---------- DATA IN THIS EXERCISE ----------

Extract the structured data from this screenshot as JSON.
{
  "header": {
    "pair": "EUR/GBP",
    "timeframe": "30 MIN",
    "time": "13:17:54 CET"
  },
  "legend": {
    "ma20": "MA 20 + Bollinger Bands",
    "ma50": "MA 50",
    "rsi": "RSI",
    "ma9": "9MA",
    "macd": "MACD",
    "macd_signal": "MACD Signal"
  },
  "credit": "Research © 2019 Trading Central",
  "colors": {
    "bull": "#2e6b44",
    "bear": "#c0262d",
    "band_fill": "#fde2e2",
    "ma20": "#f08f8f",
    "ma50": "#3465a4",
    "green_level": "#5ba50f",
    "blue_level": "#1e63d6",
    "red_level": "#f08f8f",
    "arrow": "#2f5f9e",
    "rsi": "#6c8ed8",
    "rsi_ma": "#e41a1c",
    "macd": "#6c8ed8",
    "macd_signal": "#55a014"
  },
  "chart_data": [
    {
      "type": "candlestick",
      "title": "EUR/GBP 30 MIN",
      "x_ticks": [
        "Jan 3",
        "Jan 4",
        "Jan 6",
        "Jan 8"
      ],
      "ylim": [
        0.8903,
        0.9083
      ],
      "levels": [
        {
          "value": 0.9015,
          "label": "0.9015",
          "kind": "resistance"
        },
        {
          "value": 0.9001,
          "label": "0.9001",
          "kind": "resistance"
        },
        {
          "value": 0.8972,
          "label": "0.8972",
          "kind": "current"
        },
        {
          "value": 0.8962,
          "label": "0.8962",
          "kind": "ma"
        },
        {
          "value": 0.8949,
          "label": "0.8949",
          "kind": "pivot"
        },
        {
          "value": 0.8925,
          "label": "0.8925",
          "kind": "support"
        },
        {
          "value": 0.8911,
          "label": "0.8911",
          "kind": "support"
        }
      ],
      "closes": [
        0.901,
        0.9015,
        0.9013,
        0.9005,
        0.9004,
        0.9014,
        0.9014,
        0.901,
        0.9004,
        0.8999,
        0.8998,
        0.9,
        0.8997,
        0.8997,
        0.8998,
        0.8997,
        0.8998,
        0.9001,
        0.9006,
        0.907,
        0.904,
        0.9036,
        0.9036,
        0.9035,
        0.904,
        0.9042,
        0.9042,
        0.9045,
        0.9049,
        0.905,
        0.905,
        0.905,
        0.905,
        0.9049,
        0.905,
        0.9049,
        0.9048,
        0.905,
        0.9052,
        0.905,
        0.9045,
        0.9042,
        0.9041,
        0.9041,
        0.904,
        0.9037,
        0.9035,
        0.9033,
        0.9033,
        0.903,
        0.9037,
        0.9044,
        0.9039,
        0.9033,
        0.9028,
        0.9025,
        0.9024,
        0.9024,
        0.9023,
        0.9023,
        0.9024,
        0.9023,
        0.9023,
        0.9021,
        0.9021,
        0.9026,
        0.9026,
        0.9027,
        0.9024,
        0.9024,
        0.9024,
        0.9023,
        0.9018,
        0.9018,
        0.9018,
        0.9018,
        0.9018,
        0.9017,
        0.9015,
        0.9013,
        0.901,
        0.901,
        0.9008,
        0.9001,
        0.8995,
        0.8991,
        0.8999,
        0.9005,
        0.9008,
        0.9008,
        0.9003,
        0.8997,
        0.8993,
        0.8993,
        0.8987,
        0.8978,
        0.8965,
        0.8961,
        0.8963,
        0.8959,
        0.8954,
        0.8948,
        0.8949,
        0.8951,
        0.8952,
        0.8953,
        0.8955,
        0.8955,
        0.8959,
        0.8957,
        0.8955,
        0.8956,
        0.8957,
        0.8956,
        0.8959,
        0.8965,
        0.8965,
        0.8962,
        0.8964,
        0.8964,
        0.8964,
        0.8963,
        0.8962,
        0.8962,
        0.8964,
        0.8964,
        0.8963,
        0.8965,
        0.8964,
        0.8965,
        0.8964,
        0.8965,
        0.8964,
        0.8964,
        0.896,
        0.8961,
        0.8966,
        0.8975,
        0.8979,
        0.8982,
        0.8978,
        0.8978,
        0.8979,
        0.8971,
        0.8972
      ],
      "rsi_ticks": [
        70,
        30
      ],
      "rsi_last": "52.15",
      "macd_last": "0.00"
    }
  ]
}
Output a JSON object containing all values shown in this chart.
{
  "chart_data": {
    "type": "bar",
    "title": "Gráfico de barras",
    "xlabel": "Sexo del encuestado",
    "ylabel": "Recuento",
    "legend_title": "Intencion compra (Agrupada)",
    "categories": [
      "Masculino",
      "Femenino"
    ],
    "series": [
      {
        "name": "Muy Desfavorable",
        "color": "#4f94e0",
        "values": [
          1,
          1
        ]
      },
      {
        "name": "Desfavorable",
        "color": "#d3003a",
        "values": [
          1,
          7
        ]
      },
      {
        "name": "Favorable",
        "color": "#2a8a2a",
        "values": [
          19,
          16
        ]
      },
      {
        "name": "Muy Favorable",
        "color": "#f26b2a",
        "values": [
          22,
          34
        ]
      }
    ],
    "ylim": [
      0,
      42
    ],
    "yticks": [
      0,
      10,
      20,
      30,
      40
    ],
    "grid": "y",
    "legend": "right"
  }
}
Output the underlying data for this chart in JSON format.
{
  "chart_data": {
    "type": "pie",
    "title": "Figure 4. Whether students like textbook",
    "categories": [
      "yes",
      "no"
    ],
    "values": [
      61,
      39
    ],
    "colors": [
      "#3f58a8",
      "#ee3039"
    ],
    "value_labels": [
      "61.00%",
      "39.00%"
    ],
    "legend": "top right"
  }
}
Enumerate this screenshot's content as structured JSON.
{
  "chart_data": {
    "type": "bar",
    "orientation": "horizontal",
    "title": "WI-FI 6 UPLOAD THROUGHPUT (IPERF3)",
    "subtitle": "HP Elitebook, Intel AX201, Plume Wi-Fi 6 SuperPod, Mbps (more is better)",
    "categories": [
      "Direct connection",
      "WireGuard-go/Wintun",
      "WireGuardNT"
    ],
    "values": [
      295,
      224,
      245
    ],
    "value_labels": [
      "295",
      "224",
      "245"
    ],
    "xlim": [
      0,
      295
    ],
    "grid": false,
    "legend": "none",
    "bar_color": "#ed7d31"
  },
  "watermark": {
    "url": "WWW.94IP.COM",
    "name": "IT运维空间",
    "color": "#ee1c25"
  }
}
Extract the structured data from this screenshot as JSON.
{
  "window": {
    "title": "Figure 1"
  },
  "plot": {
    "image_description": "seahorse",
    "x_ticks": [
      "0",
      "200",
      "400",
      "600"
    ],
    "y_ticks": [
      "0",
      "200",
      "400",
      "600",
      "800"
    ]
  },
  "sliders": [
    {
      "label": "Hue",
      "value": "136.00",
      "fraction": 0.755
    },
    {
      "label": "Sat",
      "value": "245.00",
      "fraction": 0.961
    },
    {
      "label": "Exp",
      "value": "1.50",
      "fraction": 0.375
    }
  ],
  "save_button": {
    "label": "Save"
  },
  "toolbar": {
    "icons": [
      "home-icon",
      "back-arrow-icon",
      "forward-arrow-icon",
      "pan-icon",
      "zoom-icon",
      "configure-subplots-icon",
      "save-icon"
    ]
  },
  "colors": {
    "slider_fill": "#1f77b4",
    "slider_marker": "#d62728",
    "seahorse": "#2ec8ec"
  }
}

----------

■ AIM
Take the data above and return it exactly.

■ TASK SOLUTION
Extract the structured data from this screenshot as JSON.
{
  "header": {
    "pair": "EUR/GBP",
    "timeframe": "30 MIN",
    "time": "13:17:54 CET"
  },
  "legend": {
    "ma20": "MA 20 + Bollinger Bands",
    "ma50": "MA 50",
    "rsi": "RSI",
    "ma9": "9MA",
    "macd": "MACD",
    "macd_signal": "MACD Signal"
  },
  "credit": "Research © 2019 Trading Central",
  "colors": {
    "bull": "#2e6b44",
    "bear": "#c0262d",
    "band_fill": "#fde2e2",
    "ma20": "#f08f8f",
    "ma50": "#3465a4",
    "green_level": "#5ba50f",
    "blue_level": "#1e63d6",
    "red_level": "#f08f8f",
    "arrow": "#2f5f9e",
    "rsi": "#6c8ed8",
    "rsi_ma": "#e41a1c",
    "macd": "#6c8ed8",
    "macd_signal": "#55a014"
  },
  "chart_data": [
    {
      "type": "candlestick",
      "title": "EUR/GBP 30 MIN",
      "x_ticks": [
        "Jan 3",
        "Jan 4",
        "Jan 6",
        "Jan 8"
      ],
      "ylim": [
        0.8903,
        0.9083
      ],
      "levels": [
        {
          "value": 0.9015,
          "label": "0.9015",
          "kind": "resistance"
        },
        {
          "value": 0.9001,
          "label": "0.9001",
          "kind": "resistance"
        },
        {
          "value": 0.8972,
          "label": "0.8972",
          "kind": "current"
        },
        {
          "value": 0.8962,
          "label": "0.8962",
          "kind": "ma"
        },
        {
          "value": 0.8949,
          "label": "0.8949",
          "kind": "pivot"
        },
        {
          "value": 0.8925,
          "label": "0.8925",
          "kind": "support"
        },
        {
          "value": 0.8911,
          "label": "0.8911",
          "kind": "support"
        }
      ],
      "closes": [
        0.901,
        0.9015,
        0.9013,
        0.9005,
        0.9004,
        0.9014,
        0.9014,
        0.901,
        0.9004,
        0.8999,
        0.8998,
        0.9,
        0.8997,
        0.8997,
        0.8998,
        0.8997,
        0.8998,
        0.9001,
        0.9006,
        0.907,
        0.904,
        0.9036,
        0.9036,
        0.9035,
        0.904,
        0.9042,
        0.9042,
        0.9045,
        0.9049,
        0.905,
        0.905,
        0.905,
        0.905,
        0.9049,
        0.905,
        0.9049,
        0.9048,
        0.905,
        0.9052,
        0.905,
        0.9045,
        0.9042,
        0.9041,
        0.9041,
        0.904,
        0.9037,
        0.9035,
        0.9033,
        0.9033,
        0.903,
        0.9037,
        0.9044,
        0.9039,
        0.9033,
        0.9028,
        0.9025,
        0.9024,
        0.9024,
        0.9023,
        0.9023,
        0.9024,
        0.9023,
        0.9023,
        0.9021,
        0.9021,
        0.9026,
        0.9026,
        0.9027,
        0.9024,
        0.9024,
        0.9024,
        0.9023,
        0.9018,
        0.9018,
        0.9018,
        0.9018,
        0.9018,
        0.9017,
        0.9015,
        0.9013,
        0.901,
        0.901,
        0.9008,
        0.9001,
        0.8995,
        0.8991,
        0.8999,
        0.9005,
        0.9008,
        0.9008,
        0.9003,
        0.8997,
        0.8993,
        0.8993,
        0.8987,
        0.8978,
        0.8965,
        0.8961,
        0.8963,
        0.8959,
        0.8954,
        0.8948,
        0.8949,
        0.8951,
        0.8952,
        0.8953,
        0.8955,
        0.8955,
        0.8959,
        0.8957,
        0.8955,
        0.8956,
        0.8957,
        0.8956,
        0.8959,
        0.8965,
        0.8965,
        0.8962,
        0.8964,
        0.8964,
        0.8964,
        0.8963,
        0.8962,
        0.8962,
        0.8964,
        0.8964,
        0.8963,
        0.8965,
        0.8964,
        0.8965,
        0.8964,
        0.8965,
        0.8964,
        0.8964,
        0.896,
        0.8961,
        0.8966,
        0.8975,
        0.8979,
        0.8982,
        0.8978,
        0.8978,
        0.8979,
        0.8971,
        0.8972
      ],
      "rsi_ticks": [
        70,
        30
      ],
      "rsi_last": "52.15",
      "macd_last": "0.00"
    }
  ]
}
Output a JSON object containing all values shown in this chart.
{
  "chart_data": {
    "type": "bar",
    "title": "Gráfico de barras",
    "xlabel": "Sexo del encuestado",
    "ylabel": "Recuento",
    "legend_title": "Intencion compra (Agrupada)",
    "categories": [
      "Masculino",
      "Femenino"
    ],
    "series": [
      {
        "name": "Muy Desfavorable",
        "color": "#4f94e0",
        "values": [
          1,
          1
        ]
      },
      {
        "name": "Desfavorable",
        "color": "#d3003a",
        "values": [
          1,
          7
        ]
      },
      {
        "name": "Favorable",
        "color": "#2a8a2a",
        "values": [
          19,
          16
        ]
      },
      {
        "name": "Muy Favorable",
        "color": "#f26b2a",
        "values": [
          22,
          34
        ]
      }
    ],
    "ylim": [
      0,
      42
    ],
    "yticks": [
      0,
      10,
      20,
      30,
      40
    ],
    "grid": "y",
    "legend": "right"
  }
}
Output the underlying data for this chart in JSON format.
{
  "chart_data": {
    "type": "pie",
    "title": "Figure 4. Whether students like textbook",
    "categories": [
      "yes",
      "no"
    ],
    "values": [
      61,
      39
    ],
    "colors": [
      "#3f58a8",
      "#ee3039"
    ],
    "value_labels": [
      "61.00%",
      "39.00%"
    ],
    "legend": "top right"
  }
}
Enumerate this screenshot's content as structured JSON.
{
  "chart_data": {
    "type": "bar",
    "orientation": "horizontal",
    "title": "WI-FI 6 UPLOAD THROUGHPUT (IPERF3)",
    "subtitle": "HP Elitebook, Intel AX201, Plume Wi-Fi 6 SuperPod, Mbps (more is better)",
    "categories": [
      "Direct connection",
      "WireGuard-go/Wintun",
      "WireGuardNT"
    ],
    "values": [
      295,
      224,
      245
    ],
    "value_labels": [
      "295",
      "224",
      "245"
    ],
    "xlim": [
      0,
      295
    ],
    "grid": false,
    "legend": "none",
    "bar_color": "#ed7d31"
  },
  "watermark": {
    "url": "WWW.94IP.COM",
    "name": "IT运维空间",
    "color": "#ee1c25"
  }
}
Extract the structured data from this screenshot as JSON.
{
  "window": {
    "title": "Figure 1"
  },
  "plot": {
    "image_description": "seahorse",
    "x_ticks": [
      "0",
      "200",
      "400",
      "600"
    ],
    "y_ticks": [
      "0",
      "200",
      "400",
      "600",
      "800"
    ]
  },
  "sliders": [
    {
      "label": "Hue",
      "value": "136.00",
      "fraction": 0.755
    },
    {
      "label": "Sat",
      "value": "245.00",
      "fraction": 0.961
    },
    {
      "label": "Exp",
      "value": "1.50",
      "fraction": 0.375
    }
  ],
  "save_button": {
    "label": "Save"
  },
  "toolbar": {
    "icons": [
      "home-icon",
      "back-arrow-icon",
      "forward-arrow-icon",
      "pan-icon",
      "zoom-icon",
      "configure-subplots-icon",
      "save-icon"
    ]
  },
  "colors": {
    "slider_fill": "#1f77b4",
    "slider_marker": "#d62728",
    "seahorse": "#2ec8ec"
  }
}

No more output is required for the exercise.